== Task directions ==
Begin at the line below that contains "Give me the". Repeat it and all remaining lines of the records exactly.

== Items listed in a dataset ==
>> Begin

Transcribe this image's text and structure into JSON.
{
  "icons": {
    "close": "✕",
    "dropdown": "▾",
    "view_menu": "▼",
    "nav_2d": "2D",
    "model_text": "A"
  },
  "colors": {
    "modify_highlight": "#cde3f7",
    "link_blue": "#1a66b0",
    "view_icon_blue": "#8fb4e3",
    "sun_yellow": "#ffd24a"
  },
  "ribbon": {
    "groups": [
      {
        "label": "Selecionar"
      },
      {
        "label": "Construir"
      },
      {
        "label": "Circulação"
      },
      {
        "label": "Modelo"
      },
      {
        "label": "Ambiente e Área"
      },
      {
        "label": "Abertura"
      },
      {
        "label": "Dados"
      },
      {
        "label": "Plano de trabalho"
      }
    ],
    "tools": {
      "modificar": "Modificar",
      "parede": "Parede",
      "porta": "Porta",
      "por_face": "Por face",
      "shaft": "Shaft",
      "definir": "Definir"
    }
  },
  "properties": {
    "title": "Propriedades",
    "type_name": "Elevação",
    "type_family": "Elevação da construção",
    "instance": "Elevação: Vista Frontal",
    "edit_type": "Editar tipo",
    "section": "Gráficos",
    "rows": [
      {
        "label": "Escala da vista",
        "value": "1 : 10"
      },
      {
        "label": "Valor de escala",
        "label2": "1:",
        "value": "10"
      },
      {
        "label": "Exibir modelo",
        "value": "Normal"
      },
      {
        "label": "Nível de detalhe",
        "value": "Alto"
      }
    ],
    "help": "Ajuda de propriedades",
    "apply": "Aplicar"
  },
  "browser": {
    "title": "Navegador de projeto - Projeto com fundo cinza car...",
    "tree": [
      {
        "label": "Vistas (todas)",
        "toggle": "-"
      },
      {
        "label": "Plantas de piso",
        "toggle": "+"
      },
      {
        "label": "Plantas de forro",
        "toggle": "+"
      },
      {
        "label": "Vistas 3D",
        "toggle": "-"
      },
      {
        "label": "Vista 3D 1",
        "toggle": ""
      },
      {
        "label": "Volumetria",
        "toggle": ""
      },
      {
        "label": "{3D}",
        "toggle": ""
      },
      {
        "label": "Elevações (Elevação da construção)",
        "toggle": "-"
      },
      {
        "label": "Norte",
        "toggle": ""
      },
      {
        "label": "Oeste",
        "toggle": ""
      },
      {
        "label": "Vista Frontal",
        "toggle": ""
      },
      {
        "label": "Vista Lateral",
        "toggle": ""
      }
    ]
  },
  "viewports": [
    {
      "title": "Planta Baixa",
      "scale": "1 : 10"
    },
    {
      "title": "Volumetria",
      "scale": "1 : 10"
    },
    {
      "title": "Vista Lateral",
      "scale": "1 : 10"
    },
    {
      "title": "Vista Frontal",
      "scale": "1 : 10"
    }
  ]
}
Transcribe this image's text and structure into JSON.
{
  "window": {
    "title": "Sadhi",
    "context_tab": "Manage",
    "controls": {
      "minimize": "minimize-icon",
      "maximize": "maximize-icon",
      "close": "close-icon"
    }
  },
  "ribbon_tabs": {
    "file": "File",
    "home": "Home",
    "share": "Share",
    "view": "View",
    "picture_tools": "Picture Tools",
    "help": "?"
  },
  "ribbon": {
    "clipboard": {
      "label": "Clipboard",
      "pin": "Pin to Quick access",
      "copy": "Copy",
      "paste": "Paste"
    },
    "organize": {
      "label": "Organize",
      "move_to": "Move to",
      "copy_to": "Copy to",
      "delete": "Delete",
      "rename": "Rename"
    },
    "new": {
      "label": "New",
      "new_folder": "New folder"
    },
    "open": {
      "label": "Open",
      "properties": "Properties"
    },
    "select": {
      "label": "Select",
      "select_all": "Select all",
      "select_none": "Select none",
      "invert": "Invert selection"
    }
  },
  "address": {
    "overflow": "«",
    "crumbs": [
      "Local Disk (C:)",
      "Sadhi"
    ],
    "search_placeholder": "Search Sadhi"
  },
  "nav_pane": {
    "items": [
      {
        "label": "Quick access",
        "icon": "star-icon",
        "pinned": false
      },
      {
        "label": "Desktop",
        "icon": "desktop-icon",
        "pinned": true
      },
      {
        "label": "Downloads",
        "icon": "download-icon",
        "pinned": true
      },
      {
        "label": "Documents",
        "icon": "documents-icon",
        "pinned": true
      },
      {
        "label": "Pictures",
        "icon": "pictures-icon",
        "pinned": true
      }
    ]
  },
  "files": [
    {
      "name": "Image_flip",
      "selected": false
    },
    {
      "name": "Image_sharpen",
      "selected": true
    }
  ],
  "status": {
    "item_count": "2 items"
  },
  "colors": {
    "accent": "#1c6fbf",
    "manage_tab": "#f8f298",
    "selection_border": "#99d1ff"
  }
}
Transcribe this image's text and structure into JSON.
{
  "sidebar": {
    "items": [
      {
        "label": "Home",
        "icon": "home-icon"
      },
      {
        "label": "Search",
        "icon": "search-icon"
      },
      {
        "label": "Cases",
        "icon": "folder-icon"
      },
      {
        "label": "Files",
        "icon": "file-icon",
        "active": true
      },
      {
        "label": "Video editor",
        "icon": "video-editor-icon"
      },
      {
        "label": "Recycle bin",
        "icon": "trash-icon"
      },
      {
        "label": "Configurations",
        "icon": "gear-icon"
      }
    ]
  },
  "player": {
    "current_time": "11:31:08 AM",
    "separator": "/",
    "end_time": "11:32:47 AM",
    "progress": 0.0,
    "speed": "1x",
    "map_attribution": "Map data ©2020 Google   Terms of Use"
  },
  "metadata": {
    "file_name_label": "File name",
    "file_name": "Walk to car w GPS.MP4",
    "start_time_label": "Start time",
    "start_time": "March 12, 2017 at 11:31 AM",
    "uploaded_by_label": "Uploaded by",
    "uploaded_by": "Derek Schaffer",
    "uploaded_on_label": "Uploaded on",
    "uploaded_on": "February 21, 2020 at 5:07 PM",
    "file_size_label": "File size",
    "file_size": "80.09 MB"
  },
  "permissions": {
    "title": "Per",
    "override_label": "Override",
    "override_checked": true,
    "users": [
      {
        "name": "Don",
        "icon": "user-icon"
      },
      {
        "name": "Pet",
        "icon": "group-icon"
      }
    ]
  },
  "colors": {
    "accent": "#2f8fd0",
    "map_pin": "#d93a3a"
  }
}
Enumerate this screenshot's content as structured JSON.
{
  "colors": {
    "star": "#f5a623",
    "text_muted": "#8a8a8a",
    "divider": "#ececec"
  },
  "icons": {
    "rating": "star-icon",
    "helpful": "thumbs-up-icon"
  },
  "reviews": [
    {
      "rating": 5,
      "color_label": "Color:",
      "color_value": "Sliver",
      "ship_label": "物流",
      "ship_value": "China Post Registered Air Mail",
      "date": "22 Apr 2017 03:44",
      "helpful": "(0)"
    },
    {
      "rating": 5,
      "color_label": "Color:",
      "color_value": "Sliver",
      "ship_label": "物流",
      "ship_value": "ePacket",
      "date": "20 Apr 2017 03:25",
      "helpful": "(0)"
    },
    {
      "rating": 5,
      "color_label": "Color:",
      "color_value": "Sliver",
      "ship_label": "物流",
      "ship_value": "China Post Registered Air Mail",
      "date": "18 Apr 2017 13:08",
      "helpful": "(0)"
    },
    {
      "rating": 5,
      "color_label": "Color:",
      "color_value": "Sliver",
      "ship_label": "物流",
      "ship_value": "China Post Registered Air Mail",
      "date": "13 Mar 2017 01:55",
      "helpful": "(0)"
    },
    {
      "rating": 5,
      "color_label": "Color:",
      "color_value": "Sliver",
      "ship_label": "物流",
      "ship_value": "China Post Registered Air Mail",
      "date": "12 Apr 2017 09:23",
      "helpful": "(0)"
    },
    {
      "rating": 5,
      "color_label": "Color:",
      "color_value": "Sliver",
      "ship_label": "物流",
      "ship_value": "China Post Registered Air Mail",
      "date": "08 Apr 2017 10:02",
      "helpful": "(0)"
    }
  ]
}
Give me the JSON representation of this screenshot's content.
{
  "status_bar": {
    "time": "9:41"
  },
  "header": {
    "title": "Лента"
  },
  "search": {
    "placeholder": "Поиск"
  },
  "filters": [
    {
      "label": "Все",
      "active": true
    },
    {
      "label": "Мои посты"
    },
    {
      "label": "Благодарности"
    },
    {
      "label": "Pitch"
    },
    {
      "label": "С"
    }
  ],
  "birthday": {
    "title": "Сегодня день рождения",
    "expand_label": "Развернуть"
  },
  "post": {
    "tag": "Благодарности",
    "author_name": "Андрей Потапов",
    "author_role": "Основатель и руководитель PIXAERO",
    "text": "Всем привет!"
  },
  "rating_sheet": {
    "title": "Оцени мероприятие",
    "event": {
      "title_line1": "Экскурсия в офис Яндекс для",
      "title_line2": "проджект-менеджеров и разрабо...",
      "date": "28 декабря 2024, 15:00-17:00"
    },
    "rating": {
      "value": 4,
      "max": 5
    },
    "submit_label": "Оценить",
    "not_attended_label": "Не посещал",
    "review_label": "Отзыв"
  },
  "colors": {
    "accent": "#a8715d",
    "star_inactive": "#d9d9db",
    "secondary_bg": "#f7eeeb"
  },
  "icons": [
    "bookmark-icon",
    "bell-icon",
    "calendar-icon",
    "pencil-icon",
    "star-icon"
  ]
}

>> End

== Response to this task ==
Give me the JSON representation of this screenshot's content.
{
  "status_bar": {
    "time": "9:41"
  },
  "header": {
    "title": "Лента"
  },
  "search": {
    "placeholder": "Поиск"
  },
  "filters": [
    {
      "label": "Все",
      "active": true
    },
    {
      "label": "Мои посты"
    },
    {
      "label": "Благодарности"
    },
    {
      "label": "Pitch"
    },
    {
      "label": "С"
    }
  ],
  "birthday": {
    "title": "Сегодня день рождения",
    "expand_label": "Развернуть"
  },
  "post": {
    "tag": "Благодарности",
    "author_name": "Андрей Потапов",
    "author_role": "Основатель и руководитель PIXAERO",
    "text": "Всем привет!"
  },
  "rating_sheet": {
    "title": "Оцени мероприятие",
    "event": {
      "title_line1": "Экскурсия в офис Яндекс для",
      "title_line2": "проджект-менеджеров и разрабо...",
      "date": "28 декабря 2024, 15:00-17:00"
    },
    "rating": {
      "value": 4,
      "max": 5
    },
    "submit_label": "Оценить",
    "not_attended_label": "Не посещал",
    "review_label": "Отзыв"
  },
  "colors": {
    "accent": "#a8715d",
    "star_inactive": "#d9d9db",
    "secondary_bg": "#f7eeeb"
  },
  "icons": [
    "bookmark-icon",
    "bell-icon",
    "calendar-icon",
    "pencil-icon",
    "star-icon"
  ]
}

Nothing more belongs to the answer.